= Your goal =
Count how many lines contain "null" and reply with that number only.

= Extracted records =

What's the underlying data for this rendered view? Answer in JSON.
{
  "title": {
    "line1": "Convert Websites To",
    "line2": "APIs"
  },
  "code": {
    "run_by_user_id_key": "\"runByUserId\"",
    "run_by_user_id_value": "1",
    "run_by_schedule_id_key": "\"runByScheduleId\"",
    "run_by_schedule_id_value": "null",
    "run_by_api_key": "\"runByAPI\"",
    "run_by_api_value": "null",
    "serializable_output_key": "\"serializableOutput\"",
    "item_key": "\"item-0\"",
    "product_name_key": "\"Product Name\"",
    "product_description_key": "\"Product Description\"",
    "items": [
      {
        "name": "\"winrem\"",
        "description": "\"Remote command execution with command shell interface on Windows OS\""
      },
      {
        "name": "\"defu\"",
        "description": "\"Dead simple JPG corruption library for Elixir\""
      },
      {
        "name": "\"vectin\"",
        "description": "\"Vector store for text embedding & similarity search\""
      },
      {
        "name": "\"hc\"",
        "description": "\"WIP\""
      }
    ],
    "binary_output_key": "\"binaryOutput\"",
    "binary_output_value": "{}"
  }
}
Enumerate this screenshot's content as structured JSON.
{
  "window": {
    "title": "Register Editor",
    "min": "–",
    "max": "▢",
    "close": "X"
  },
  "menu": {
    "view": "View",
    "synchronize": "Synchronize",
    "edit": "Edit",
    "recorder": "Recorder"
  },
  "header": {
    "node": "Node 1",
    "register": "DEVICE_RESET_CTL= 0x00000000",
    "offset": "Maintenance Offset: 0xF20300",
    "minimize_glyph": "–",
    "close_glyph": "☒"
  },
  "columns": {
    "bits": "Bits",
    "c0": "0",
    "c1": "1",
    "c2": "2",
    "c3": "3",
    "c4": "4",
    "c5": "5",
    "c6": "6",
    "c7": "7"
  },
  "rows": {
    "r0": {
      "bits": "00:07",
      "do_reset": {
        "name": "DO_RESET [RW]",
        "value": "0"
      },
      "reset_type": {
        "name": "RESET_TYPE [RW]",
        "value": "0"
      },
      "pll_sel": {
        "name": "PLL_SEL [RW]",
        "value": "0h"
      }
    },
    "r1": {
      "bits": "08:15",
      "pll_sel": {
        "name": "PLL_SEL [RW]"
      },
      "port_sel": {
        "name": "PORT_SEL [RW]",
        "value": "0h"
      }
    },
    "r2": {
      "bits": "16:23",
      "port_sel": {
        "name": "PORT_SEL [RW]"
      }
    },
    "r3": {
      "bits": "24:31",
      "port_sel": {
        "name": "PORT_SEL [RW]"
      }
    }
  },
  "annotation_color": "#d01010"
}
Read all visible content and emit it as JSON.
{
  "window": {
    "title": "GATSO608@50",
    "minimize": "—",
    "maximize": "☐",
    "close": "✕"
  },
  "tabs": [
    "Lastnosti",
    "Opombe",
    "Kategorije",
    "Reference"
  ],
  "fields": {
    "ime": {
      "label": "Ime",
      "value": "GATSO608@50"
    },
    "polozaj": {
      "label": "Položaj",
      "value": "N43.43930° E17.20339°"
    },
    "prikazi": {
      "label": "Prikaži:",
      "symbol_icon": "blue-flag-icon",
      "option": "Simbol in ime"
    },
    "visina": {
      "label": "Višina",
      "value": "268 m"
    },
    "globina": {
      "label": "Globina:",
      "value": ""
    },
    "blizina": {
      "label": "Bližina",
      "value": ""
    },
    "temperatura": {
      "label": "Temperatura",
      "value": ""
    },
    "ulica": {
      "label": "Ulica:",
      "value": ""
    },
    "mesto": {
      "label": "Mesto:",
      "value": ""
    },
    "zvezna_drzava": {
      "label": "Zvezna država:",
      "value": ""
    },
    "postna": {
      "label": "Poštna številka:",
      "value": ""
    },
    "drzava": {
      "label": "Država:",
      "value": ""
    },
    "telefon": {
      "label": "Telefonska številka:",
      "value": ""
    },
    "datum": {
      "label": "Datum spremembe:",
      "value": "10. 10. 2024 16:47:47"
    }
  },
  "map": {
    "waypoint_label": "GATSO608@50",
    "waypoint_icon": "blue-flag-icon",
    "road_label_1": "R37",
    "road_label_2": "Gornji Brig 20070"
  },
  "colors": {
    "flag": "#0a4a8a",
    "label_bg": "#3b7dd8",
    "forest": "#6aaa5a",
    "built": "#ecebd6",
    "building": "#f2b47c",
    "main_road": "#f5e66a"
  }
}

= Result for this exercise =
2